[Dataset records]
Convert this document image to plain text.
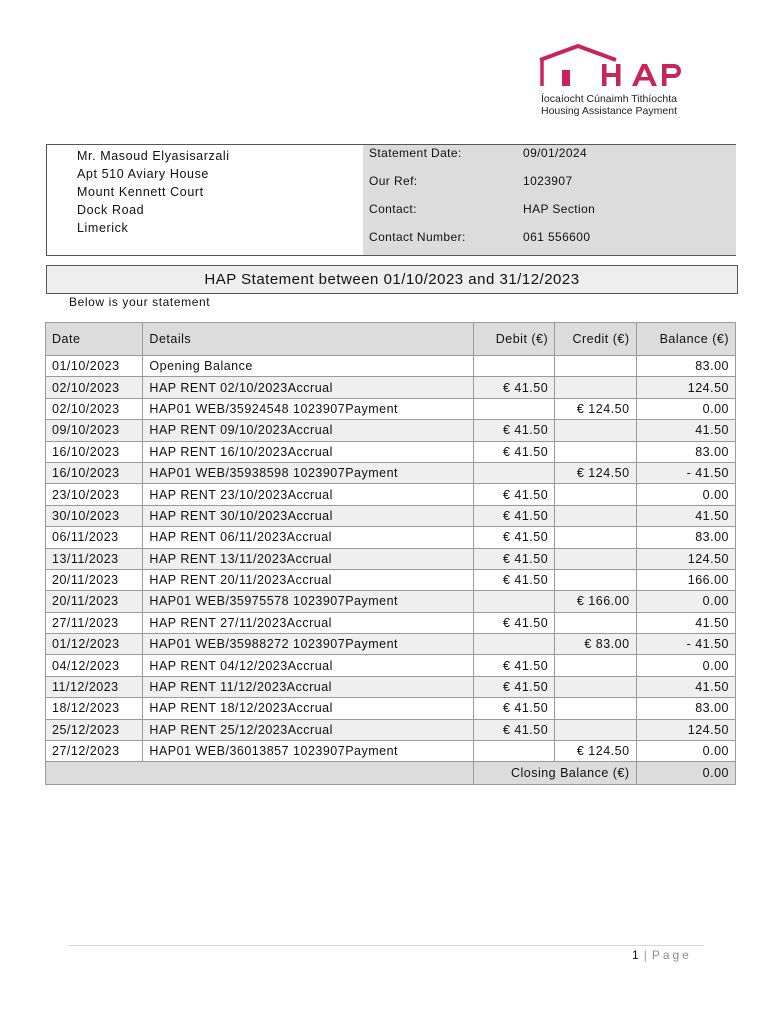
Íocaíocht Cúnaimh Tithíochta
Housing Assistance Payment
Mr. Masoud Elyasisarzali
Apt 510 Aviary House
Mount Kennett Court
Dock Road
Limerick
Statement Date:	09/01/2024
Our Ref:	1023907
Contact:	HAP Section
Contact Number:	061 556600
HAP Statement between 01/10/2023 and 31/12/2023
Below is your statement
Date	Details	Debit (€)	Credit (€)	Balance (€)
01/10/2023	Opening Balance			83.00
02/10/2023	HAP RENT 02/10/2023Accrual	€ 41.50		124.50
02/10/2023	HAP01 WEB/35924548 1023907Payment		€ 124.50	0.00
09/10/2023	HAP RENT 09/10/2023Accrual	€ 41.50		41.50
16/10/2023	HAP RENT 16/10/2023Accrual	€ 41.50		83.00
16/10/2023	HAP01 WEB/35938598 1023907Payment		€ 124.50	- 41.50
23/10/2023	HAP RENT 23/10/2023Accrual	€ 41.50		0.00
30/10/2023	HAP RENT 30/10/2023Accrual	€ 41.50		41.50
06/11/2023	HAP RENT 06/11/2023Accrual	€ 41.50		83.00
13/11/2023	HAP RENT 13/11/2023Accrual	€ 41.50		124.50
20/11/2023	HAP RENT 20/11/2023Accrual	€ 41.50		166.00
20/11/2023	HAP01 WEB/35975578 1023907Payment		€ 166.00	0.00
27/11/2023	HAP RENT 27/11/2023Accrual	€ 41.50		41.50
01/12/2023	HAP01 WEB/35988272 1023907Payment		€ 83.00	- 41.50
04/12/2023	HAP RENT 04/12/2023Accrual	€ 41.50		0.00
11/12/2023	HAP RENT 11/12/2023Accrual	€ 41.50		41.50
18/12/2023	HAP RENT 18/12/2023Accrual	€ 41.50		83.00
25/12/2023	HAP RENT 25/12/2023Accrual	€ 41.50		124.50
27/12/2023	HAP01 WEB/36013857 1023907Payment		€ 124.50	0.00
		Closing Balance (€)		0.00
1 | Page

DIRECTIVE
The material above must be printed exactly, with its pictures left out.

EXERCISE RESPONSE
Convert this document image to plain text.
Íocaíocht Cúnaimh Tithíochta
Housing Assistance Payment
Mr. Masoud Elyasisarzali
Apt 510 Aviary House
Mount Kennett Court
Dock Road
Limerick
Statement Date:	09/01/2024
Our Ref:	1023907
Contact:	HAP Section
Contact Number:	061 556600
HAP Statement between 01/10/2023 and 31/12/2023
Below is your statement
Date	Details	Debit (€)	Credit (€)	Balance (€)
01/10/2023	Opening Balance			83.00
02/10/2023	HAP RENT 02/10/2023Accrual	€ 41.50		124.50
02/10/2023	HAP01 WEB/35924548 1023907Payment		€ 124.50	0.00
09/10/2023	HAP RENT 09/10/2023Accrual	€ 41.50		41.50
16/10/2023	HAP RENT 16/10/2023Accrual	€ 41.50		83.00
16/10/2023	HAP01 WEB/35938598 1023907Payment		€ 124.50	- 41.50
23/10/2023	HAP RENT 23/10/2023Accrual	€ 41.50		0.00
30/10/2023	HAP RENT 30/10/2023Accrual	€ 41.50		41.50
06/11/2023	HAP RENT 06/11/2023Accrual	€ 41.50		83.00
13/11/2023	HAP RENT 13/11/2023Accrual	€ 41.50		124.50
20/11/2023	HAP RENT 20/11/2023Accrual	€ 41.50		166.00
20/11/2023	HAP01 WEB/35975578 1023907Payment		€ 166.00	0.00
27/11/2023	HAP RENT 27/11/2023Accrual	€ 41.50		41.50
01/12/2023	HAP01 WEB/35988272 1023907Payment		€ 83.00	- 41.50
04/12/2023	HAP RENT 04/12/2023Accrual	€ 41.50		0.00
11/12/2023	HAP RENT 11/12/2023Accrual	€ 41.50		41.50
18/12/2023	HAP RENT 18/12/2023Accrual	€ 41.50		83.00
25/12/2023	HAP RENT 25/12/2023Accrual	€ 41.50		124.50
27/12/2023	HAP01 WEB/36013857 1023907Payment		€ 124.50	0.00
		Closing Balance (€)		0.00
1 | Page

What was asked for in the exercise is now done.